Written request:
From the listing below, work out how many lines contain "道路交通事故資料申請書". Reply with that number only.

(Recorded data)
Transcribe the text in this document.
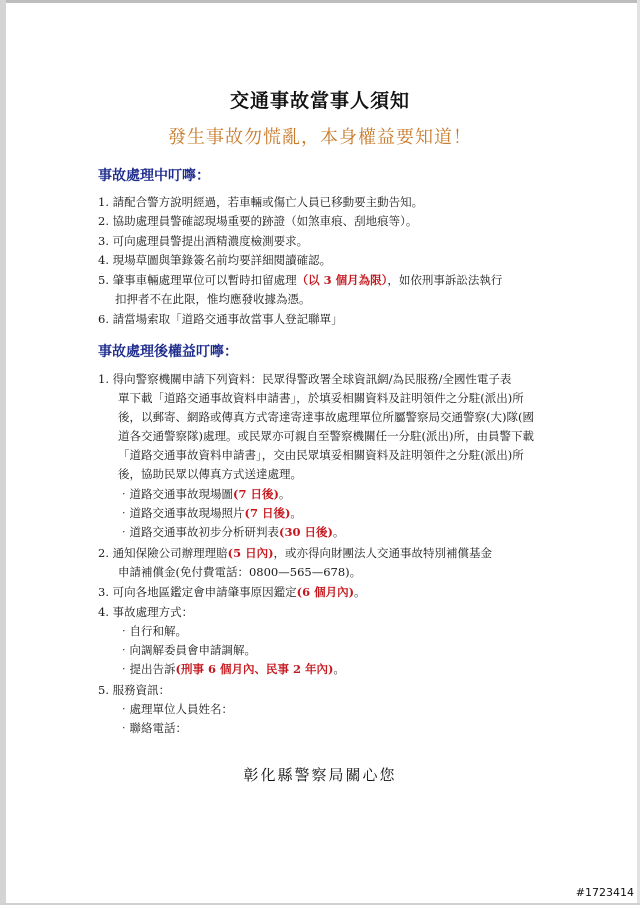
交通事故當事人須知
發生事故勿慌亂，本身權益要知道！
事故處理中叮嚀：
1. 請配合警方說明經過，若車輛或傷亡人員已移動要主動告知。
2. 協助處理員警確認現場重要的跡證（如煞車痕、刮地痕等）。
3. 可向處理員警提出酒精濃度檢測要求。
4. 現場草圖與筆錄簽名前均要詳細閱讀確認。
5. 肇事車輛處理單位可以暫時扣留處理（以 3 個月為限），如依刑事訴訟法執行
扣押者不在此限，惟均應發收據為憑。
6. 請當場索取「道路交通事故當事人登記聯單」
事故處理後權益叮嚀：
1. 得向警察機關申請下列資料：民眾得警政署全球資訊網/為民服務/全國性電子表
單下載「道路交通事故資料申請書」，於填妥相關資料及註明領件之分駐(派出)所
後，以郵寄、網路或傳真方式寄達寄達事故處理單位所屬警察局交通警察(大)隊(國
道各交通警察隊)處理。或民眾亦可親自至警察機關任一分駐(派出)所，由員警下載
「道路交通事故資料申請書」，交由民眾填妥相關資料及註明領件之分駐(派出)所
後，協助民眾以傳真方式送達處理。
‧道路交通事故現場圖(7 日後)。
‧道路交通事故現場照片(7 日後)。
‧道路交通事故初步分析研判表(30 日後)。
2. 通知保險公司辦理理賠(5 日內)，或亦得向財團法人交通事故特別補償基金
申請補償金(免付費電話：0800—565—678)。
3. 可向各地區鑑定會申請肇事原因鑑定(6 個月內)。
4. 事故處理方式：
‧自行和解。
‧向調解委員會申請調解。
‧提出告訴(刑事 6 個月內、民事 2 年內)。
5. 服務資訊：
‧處理單位人員姓名：
‧聯絡電話：
彰化縣警察局關心您
#1723414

Final result:
2